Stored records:
════════════════════

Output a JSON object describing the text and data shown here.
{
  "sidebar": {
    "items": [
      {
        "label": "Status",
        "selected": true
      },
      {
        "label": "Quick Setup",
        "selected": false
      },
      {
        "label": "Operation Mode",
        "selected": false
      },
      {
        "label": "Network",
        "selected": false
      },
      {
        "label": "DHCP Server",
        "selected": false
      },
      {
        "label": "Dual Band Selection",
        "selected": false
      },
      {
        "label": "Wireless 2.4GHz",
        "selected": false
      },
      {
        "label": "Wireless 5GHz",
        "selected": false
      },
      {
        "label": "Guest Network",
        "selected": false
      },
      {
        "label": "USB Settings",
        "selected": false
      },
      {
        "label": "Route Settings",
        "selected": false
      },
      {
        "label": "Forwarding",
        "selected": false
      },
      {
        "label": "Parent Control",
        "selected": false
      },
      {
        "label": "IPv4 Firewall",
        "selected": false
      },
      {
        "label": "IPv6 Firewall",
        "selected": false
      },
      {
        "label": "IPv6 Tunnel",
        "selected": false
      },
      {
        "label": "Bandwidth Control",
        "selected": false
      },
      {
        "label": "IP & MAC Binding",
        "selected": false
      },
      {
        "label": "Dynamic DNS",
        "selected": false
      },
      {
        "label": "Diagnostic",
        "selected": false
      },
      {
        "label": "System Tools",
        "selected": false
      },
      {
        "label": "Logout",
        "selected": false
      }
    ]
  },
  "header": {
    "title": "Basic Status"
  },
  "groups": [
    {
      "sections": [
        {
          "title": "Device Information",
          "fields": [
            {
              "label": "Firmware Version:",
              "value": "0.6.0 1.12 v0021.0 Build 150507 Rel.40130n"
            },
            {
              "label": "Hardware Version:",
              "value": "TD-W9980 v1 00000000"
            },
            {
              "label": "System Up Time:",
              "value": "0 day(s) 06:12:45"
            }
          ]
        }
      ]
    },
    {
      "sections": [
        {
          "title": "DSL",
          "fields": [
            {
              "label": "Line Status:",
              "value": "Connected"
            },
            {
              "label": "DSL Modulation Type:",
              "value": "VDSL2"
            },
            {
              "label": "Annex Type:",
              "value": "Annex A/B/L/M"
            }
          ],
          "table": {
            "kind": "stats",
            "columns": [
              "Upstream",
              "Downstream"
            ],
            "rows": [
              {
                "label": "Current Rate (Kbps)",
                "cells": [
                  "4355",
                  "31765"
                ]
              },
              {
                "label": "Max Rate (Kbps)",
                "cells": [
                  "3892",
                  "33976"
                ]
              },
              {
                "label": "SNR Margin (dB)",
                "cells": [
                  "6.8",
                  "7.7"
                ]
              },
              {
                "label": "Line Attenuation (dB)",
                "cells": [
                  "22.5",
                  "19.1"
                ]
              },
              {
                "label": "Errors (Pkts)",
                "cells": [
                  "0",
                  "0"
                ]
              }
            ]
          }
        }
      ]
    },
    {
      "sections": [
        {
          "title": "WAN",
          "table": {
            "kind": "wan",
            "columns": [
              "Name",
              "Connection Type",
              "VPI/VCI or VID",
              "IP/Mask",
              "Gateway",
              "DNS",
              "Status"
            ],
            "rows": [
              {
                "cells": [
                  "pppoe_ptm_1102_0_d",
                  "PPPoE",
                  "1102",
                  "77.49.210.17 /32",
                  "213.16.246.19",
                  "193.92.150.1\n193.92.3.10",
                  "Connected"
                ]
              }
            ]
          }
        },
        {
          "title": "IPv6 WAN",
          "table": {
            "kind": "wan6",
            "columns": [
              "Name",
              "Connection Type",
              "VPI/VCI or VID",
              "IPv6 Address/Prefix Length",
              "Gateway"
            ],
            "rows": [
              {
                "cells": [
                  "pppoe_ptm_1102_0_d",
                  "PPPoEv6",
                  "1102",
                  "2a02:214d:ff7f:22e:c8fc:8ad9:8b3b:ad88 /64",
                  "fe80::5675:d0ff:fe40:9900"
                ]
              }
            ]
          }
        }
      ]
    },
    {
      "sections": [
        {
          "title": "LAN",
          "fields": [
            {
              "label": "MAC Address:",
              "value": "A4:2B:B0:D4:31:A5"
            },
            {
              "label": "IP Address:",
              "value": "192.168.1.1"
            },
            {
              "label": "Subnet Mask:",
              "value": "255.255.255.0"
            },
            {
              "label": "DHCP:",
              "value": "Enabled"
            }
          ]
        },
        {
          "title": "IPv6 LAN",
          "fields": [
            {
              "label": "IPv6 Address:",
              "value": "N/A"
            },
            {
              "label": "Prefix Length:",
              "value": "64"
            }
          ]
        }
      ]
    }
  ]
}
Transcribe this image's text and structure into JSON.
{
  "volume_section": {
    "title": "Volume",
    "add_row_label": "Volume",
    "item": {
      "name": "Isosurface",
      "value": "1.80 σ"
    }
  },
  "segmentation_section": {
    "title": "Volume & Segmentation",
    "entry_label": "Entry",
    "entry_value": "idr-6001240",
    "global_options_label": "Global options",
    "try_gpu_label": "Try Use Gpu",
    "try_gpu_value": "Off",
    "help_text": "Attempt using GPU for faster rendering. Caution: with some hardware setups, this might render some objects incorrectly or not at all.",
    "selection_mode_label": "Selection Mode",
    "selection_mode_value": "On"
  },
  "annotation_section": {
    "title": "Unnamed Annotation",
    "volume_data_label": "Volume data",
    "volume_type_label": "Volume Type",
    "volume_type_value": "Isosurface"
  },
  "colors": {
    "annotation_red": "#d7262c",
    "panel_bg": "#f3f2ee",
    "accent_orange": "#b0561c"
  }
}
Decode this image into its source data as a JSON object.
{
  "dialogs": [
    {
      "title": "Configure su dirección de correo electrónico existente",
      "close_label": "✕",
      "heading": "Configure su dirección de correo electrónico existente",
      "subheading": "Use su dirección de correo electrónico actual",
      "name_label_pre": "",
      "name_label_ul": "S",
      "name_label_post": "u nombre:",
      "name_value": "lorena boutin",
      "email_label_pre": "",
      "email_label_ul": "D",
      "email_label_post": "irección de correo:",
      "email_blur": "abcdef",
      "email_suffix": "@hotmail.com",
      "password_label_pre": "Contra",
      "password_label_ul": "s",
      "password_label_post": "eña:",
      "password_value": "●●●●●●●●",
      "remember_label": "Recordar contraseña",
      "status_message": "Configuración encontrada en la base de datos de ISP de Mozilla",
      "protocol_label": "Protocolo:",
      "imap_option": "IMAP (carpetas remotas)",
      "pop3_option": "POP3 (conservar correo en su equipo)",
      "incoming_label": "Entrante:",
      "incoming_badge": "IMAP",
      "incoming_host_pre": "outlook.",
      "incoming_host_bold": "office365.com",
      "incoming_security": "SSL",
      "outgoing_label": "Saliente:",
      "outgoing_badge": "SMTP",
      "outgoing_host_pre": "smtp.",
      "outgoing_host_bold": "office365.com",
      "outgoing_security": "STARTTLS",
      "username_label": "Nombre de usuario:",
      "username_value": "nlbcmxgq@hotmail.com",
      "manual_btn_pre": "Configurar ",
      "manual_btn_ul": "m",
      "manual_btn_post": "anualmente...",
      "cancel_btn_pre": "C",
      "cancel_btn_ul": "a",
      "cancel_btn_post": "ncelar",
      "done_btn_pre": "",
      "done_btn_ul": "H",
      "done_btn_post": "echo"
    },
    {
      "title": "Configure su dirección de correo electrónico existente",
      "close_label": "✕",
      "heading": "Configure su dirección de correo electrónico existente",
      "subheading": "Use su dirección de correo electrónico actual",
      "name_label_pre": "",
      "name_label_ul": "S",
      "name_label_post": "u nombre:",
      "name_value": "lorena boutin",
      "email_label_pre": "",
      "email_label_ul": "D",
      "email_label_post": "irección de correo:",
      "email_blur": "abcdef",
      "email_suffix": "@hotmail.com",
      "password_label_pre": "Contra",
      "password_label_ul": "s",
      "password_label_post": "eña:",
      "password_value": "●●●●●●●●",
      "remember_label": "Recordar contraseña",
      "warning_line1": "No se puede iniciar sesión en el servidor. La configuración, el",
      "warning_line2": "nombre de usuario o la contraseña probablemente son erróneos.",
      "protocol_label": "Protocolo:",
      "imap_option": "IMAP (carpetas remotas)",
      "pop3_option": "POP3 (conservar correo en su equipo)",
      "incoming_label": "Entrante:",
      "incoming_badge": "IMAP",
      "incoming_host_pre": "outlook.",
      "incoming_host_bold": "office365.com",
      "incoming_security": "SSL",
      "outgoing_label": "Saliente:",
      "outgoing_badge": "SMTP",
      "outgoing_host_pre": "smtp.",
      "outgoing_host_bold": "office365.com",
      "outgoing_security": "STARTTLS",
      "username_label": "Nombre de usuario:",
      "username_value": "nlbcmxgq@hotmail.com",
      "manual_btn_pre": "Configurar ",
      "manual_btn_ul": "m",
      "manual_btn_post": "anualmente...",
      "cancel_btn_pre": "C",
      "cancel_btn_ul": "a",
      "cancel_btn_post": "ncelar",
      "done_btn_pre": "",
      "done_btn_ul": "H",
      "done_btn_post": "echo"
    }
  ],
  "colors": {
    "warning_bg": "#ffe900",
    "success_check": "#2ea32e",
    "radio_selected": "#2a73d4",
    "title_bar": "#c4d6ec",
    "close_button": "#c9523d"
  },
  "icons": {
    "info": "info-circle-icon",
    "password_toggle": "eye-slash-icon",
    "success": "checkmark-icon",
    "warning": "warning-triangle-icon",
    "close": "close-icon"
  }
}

════════════════════

Aim:
List the lines of the entries that include "JSON".

Final result:
Output a JSON object describing the text and data shown here.
Transcribe this image's text and structure into JSON.
Decode this image into its source data as a JSON object.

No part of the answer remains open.